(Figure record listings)
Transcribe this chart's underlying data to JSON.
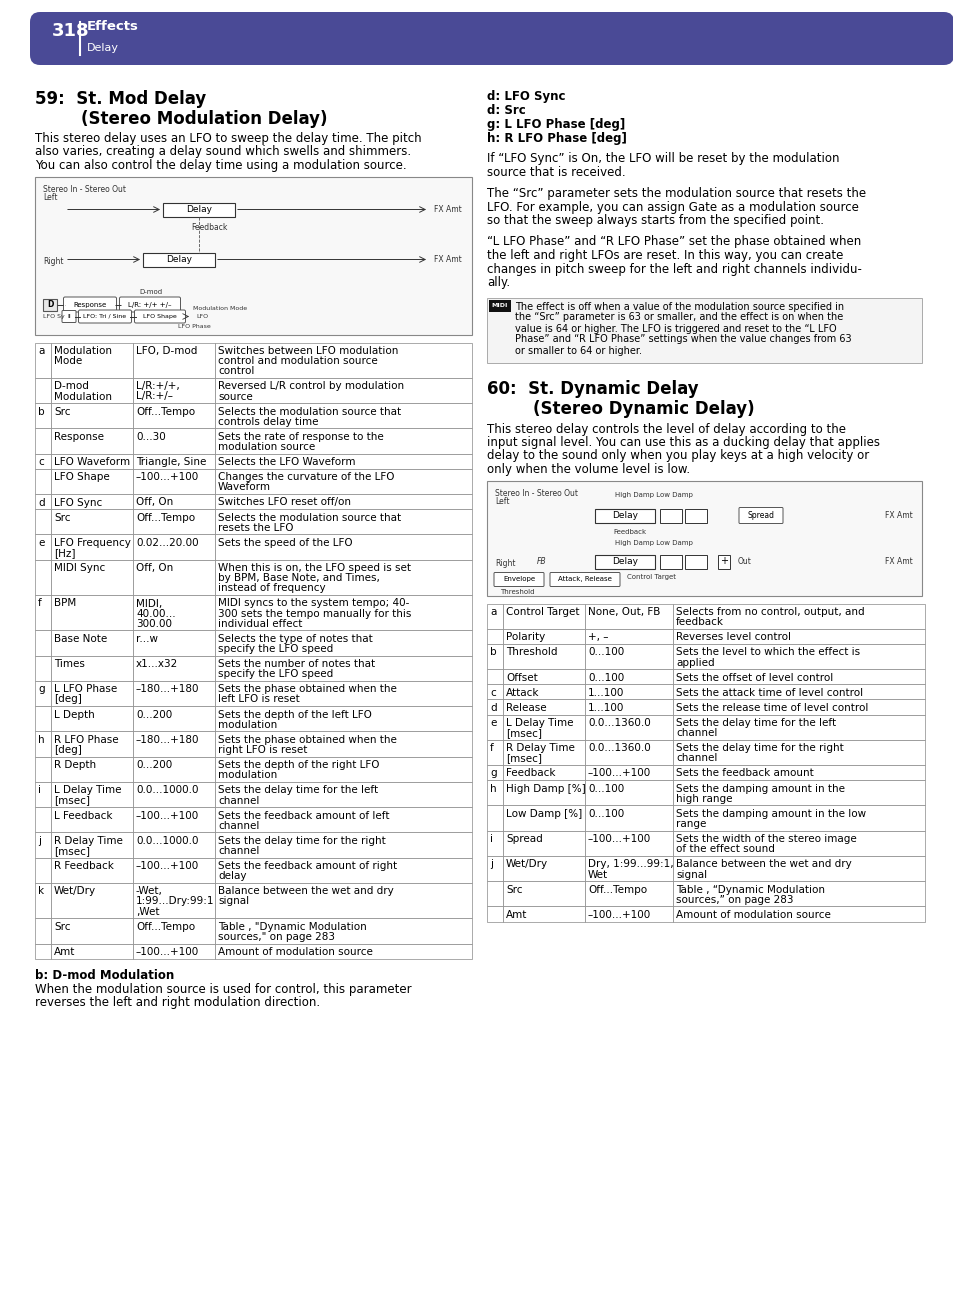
{
  "page_number": "318",
  "header_title": "Effects",
  "header_subtitle": "Delay",
  "header_bg_color": "#4a4a96",
  "header_text_color": "#ffffff",
  "bg_color": "#ffffff",
  "section1_title": "59:  St. Mod Delay",
  "section1_subtitle": "        (Stereo Modulation Delay)",
  "section1_body": "This stereo delay uses an LFO to sweep the delay time. The pitch\nalso varies, creating a delay sound which swells and shimmers.\nYou can also control the delay time using a modulation source.",
  "section1_table": [
    [
      "a",
      "Modulation\nMode",
      "LFO, D-mod",
      "Switches between LFO modulation\ncontrol and modulation source\ncontrol"
    ],
    [
      "",
      "D-mod\nModulation",
      "L/R:+/+,\nL/R:+/–",
      "Reversed L/R control by modulation\nsource"
    ],
    [
      "b",
      "Src",
      "Off...Tempo",
      "Selects the modulation source that\ncontrols delay time"
    ],
    [
      "",
      "Response",
      "0...30",
      "Sets the rate of response to the\nmodulation source"
    ],
    [
      "c",
      "LFO Waveform",
      "Triangle, Sine",
      "Selects the LFO Waveform"
    ],
    [
      "",
      "LFO Shape",
      "–100...+100",
      "Changes the curvature of the LFO\nWaveform"
    ],
    [
      "d",
      "LFO Sync",
      "Off, On",
      "Switches LFO reset off/on"
    ],
    [
      "",
      "Src",
      "Off...Tempo",
      "Selects the modulation source that\nresets the LFO"
    ],
    [
      "e",
      "LFO Frequency\n[Hz]",
      "0.02...20.00",
      "Sets the speed of the LFO"
    ],
    [
      "",
      "MIDI Sync",
      "Off, On",
      "When this is on, the LFO speed is set\nby BPM, Base Note, and Times,\ninstead of frequency"
    ],
    [
      "f",
      "BPM",
      "MIDI,\n40.00...\n300.00",
      "MIDI syncs to the system tempo; 40-\n300 sets the tempo manually for this\nindividual effect"
    ],
    [
      "",
      "Base Note",
      "r...w",
      "Selects the type of notes that\nspecify the LFO speed"
    ],
    [
      "",
      "Times",
      "x1...x32",
      "Sets the number of notes that\nspecify the LFO speed"
    ],
    [
      "g",
      "L LFO Phase\n[deg]",
      "–180...+180",
      "Sets the phase obtained when the\nleft LFO is reset"
    ],
    [
      "",
      "L Depth",
      "0...200",
      "Sets the depth of the left LFO\nmodulation"
    ],
    [
      "h",
      "R LFO Phase\n[deg]",
      "–180...+180",
      "Sets the phase obtained when the\nright LFO is reset"
    ],
    [
      "",
      "R Depth",
      "0...200",
      "Sets the depth of the right LFO\nmodulation"
    ],
    [
      "i",
      "L Delay Time\n[msec]",
      "0.0...1000.0",
      "Sets the delay time for the left\nchannel"
    ],
    [
      "",
      "L Feedback",
      "–100...+100",
      "Sets the feedback amount of left\nchannel"
    ],
    [
      "j",
      "R Delay Time\n[msec]",
      "0.0...1000.0",
      "Sets the delay time for the right\nchannel"
    ],
    [
      "",
      "R Feedback",
      "–100...+100",
      "Sets the feedback amount of right\ndelay"
    ],
    [
      "k",
      "Wet/Dry",
      "-Wet,\n1:99...Dry:99:1\n,Wet",
      "Balance between the wet and dry\nsignal"
    ],
    [
      "",
      "Src",
      "Off...Tempo",
      "Table , \"Dynamic Modulation\nsources,\" on page 283"
    ],
    [
      "",
      "Amt",
      "–100...+100",
      "Amount of modulation source"
    ]
  ],
  "section1_bmod_title": "b: D-mod Modulation",
  "section1_bmod_body": "When the modulation source is used for control, this parameter\nreverses the left and right modulation direction.",
  "section1_right_labels": [
    "d: LFO Sync",
    "d: Src",
    "g: L LFO Phase [deg]",
    "h: R LFO Phase [deg]"
  ],
  "section1_right_para1": "If “LFO Sync” is On, the LFO will be reset by the modulation\nsource that is received.",
  "section1_right_para2": "The “Src” parameter sets the modulation source that resets the\nLFO. For example, you can assign Gate as a modulation source\nso that the sweep always starts from the specified point.",
  "section1_right_para3": "“L LFO Phase” and “R LFO Phase” set the phase obtained when\nthe left and right LFOs are reset. In this way, you can create\nchanges in pitch sweep for the left and right channels individu-\nally.",
  "section1_midi_note": "The effect is off when a value of the modulation source specified in\nthe “Src” parameter is 63 or smaller, and the effect is on when the\nvalue is 64 or higher. The LFO is triggered and reset to the “L LFO\nPhase” and “R LFO Phase” settings when the value changes from 63\nor smaller to 64 or higher.",
  "section2_title": "60:  St. Dynamic Delay",
  "section2_subtitle": "        (Stereo Dynamic Delay)",
  "section2_body": "This stereo delay controls the level of delay according to the\ninput signal level. You can use this as a ducking delay that applies\ndelay to the sound only when you play keys at a high velocity or\nonly when the volume level is low.",
  "section2_table": [
    [
      "a",
      "Control Target",
      "None, Out, FB",
      "Selects from no control, output, and\nfeedback"
    ],
    [
      "",
      "Polarity",
      "+, –",
      "Reverses level control"
    ],
    [
      "b",
      "Threshold",
      "0...100",
      "Sets the level to which the effect is\napplied"
    ],
    [
      "",
      "Offset",
      "0...100",
      "Sets the offset of level control"
    ],
    [
      "c",
      "Attack",
      "1...100",
      "Sets the attack time of level control"
    ],
    [
      "d",
      "Release",
      "1...100",
      "Sets the release time of level control"
    ],
    [
      "e",
      "L Delay Time\n[msec]",
      "0.0...1360.0",
      "Sets the delay time for the left\nchannel"
    ],
    [
      "f",
      "R Delay Time\n[msec]",
      "0.0...1360.0",
      "Sets the delay time for the right\nchannel"
    ],
    [
      "g",
      "Feedback",
      "–100...+100",
      "Sets the feedback amount"
    ],
    [
      "h",
      "High Damp [%]",
      "0...100",
      "Sets the damping amount in the\nhigh range"
    ],
    [
      "",
      "Low Damp [%]",
      "0...100",
      "Sets the damping amount in the low\nrange"
    ],
    [
      "i",
      "Spread",
      "–100...+100",
      "Sets the width of the stereo image\nof the effect sound"
    ],
    [
      "j",
      "Wet/Dry",
      "Dry, 1:99...99:1,\nWet",
      "Balance between the wet and dry\nsignal"
    ],
    [
      "",
      "Src",
      "Off...Tempo",
      "Table , “Dynamic Modulation\nsources,” on page 283"
    ],
    [
      "",
      "Amt",
      "–100...+100",
      "Amount of modulation source"
    ]
  ]
}
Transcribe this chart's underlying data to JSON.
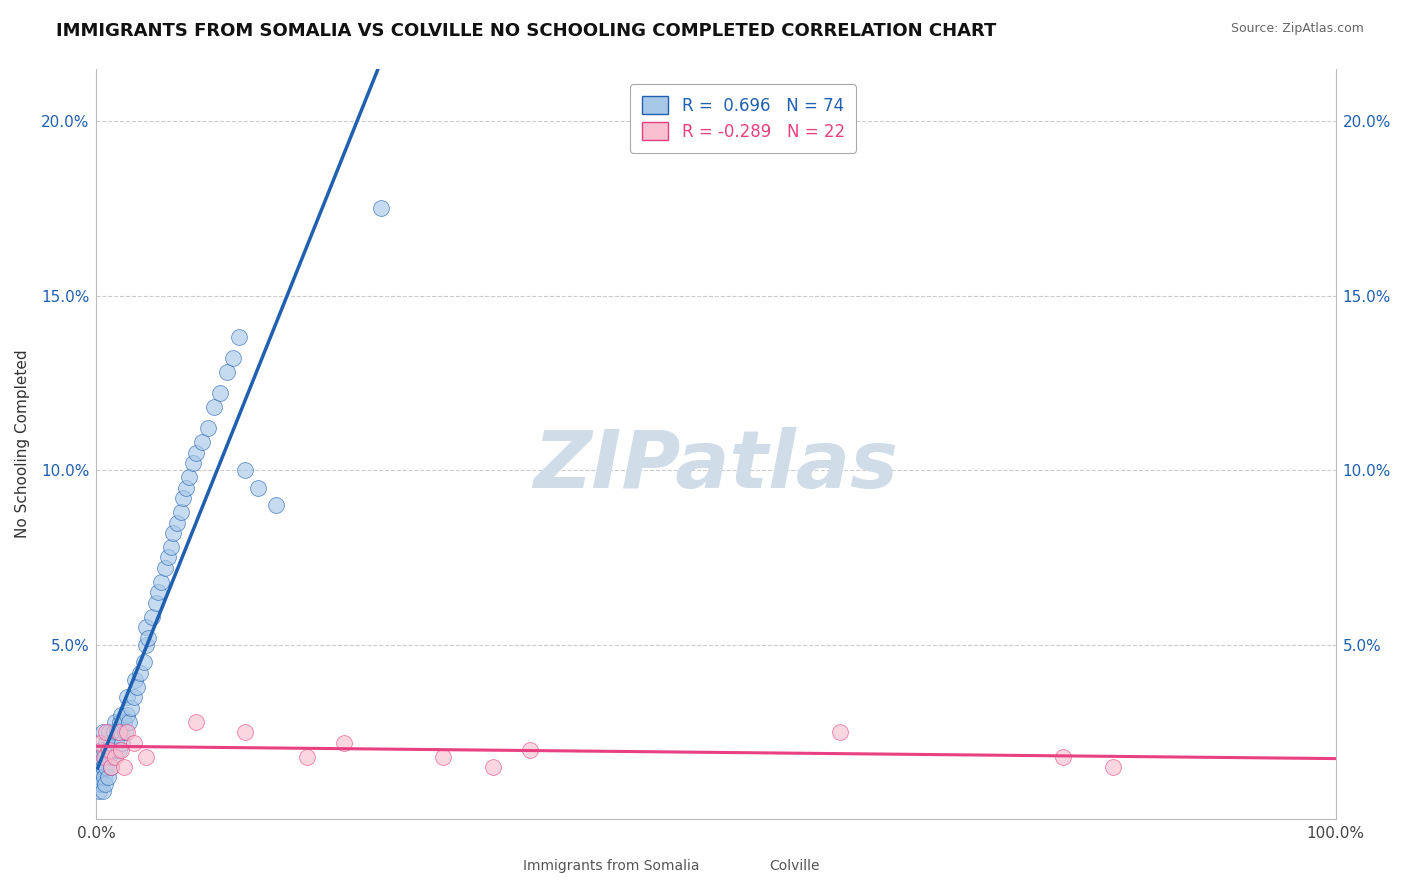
{
  "title": "IMMIGRANTS FROM SOMALIA VS COLVILLE NO SCHOOLING COMPLETED CORRELATION CHART",
  "source": "Source: ZipAtlas.com",
  "ylabel": "No Schooling Completed",
  "ylim": [
    0,
    0.215
  ],
  "xlim": [
    0,
    1.0
  ],
  "ytick_vals": [
    0.05,
    0.1,
    0.15,
    0.2
  ],
  "ytick_labels": [
    "5.0%",
    "10.0%",
    "15.0%",
    "20.0%"
  ],
  "legend_text1": "R =  0.696   N = 74",
  "legend_text2": "R = -0.289   N = 22",
  "blue_fill": "#a8c8e8",
  "pink_fill": "#f8c0d0",
  "blue_line": "#2060b0",
  "pink_line": "#e84080",
  "watermark_color": "#d0dce8",
  "grid_color": "#cccccc",
  "somalia_x": [
    0.001,
    0.002,
    0.002,
    0.003,
    0.003,
    0.004,
    0.004,
    0.005,
    0.005,
    0.005,
    0.006,
    0.006,
    0.007,
    0.007,
    0.008,
    0.008,
    0.009,
    0.009,
    0.01,
    0.01,
    0.011,
    0.012,
    0.012,
    0.013,
    0.014,
    0.015,
    0.015,
    0.016,
    0.017,
    0.018,
    0.019,
    0.02,
    0.02,
    0.021,
    0.022,
    0.023,
    0.025,
    0.025,
    0.026,
    0.028,
    0.03,
    0.031,
    0.033,
    0.035,
    0.038,
    0.04,
    0.04,
    0.042,
    0.045,
    0.048,
    0.05,
    0.052,
    0.055,
    0.058,
    0.06,
    0.062,
    0.065,
    0.068,
    0.07,
    0.072,
    0.075,
    0.078,
    0.08,
    0.085,
    0.09,
    0.095,
    0.1,
    0.105,
    0.11,
    0.115,
    0.12,
    0.13,
    0.145,
    0.23
  ],
  "somalia_y": [
    0.01,
    0.008,
    0.015,
    0.012,
    0.018,
    0.01,
    0.02,
    0.008,
    0.015,
    0.025,
    0.012,
    0.02,
    0.01,
    0.018,
    0.015,
    0.022,
    0.012,
    0.02,
    0.018,
    0.025,
    0.02,
    0.015,
    0.022,
    0.018,
    0.025,
    0.02,
    0.028,
    0.022,
    0.025,
    0.02,
    0.028,
    0.025,
    0.03,
    0.022,
    0.028,
    0.025,
    0.03,
    0.035,
    0.028,
    0.032,
    0.035,
    0.04,
    0.038,
    0.042,
    0.045,
    0.05,
    0.055,
    0.052,
    0.058,
    0.062,
    0.065,
    0.068,
    0.072,
    0.075,
    0.078,
    0.082,
    0.085,
    0.088,
    0.092,
    0.095,
    0.098,
    0.102,
    0.105,
    0.108,
    0.112,
    0.118,
    0.122,
    0.128,
    0.132,
    0.138,
    0.1,
    0.095,
    0.09,
    0.175
  ],
  "colville_x": [
    0.003,
    0.006,
    0.008,
    0.01,
    0.012,
    0.015,
    0.018,
    0.02,
    0.022,
    0.025,
    0.03,
    0.04,
    0.08,
    0.12,
    0.17,
    0.2,
    0.28,
    0.32,
    0.35,
    0.6,
    0.78,
    0.82
  ],
  "colville_y": [
    0.022,
    0.018,
    0.025,
    0.02,
    0.015,
    0.018,
    0.025,
    0.02,
    0.015,
    0.025,
    0.022,
    0.018,
    0.028,
    0.025,
    0.018,
    0.022,
    0.018,
    0.015,
    0.02,
    0.025,
    0.018,
    0.015
  ]
}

* **Problem statement**
Return only those lines of the records that contain the string "Dynamic".

* **Worked answer**
      "Table , \"Dynamic Modulation\nsources,\" on page 283"
  "section2_title": "60:  St. Dynamic Delay",
  "section2_subtitle": "        (Stereo Dynamic Delay)",
      "Table , “Dynamic Modulation\nsources,” on page 283"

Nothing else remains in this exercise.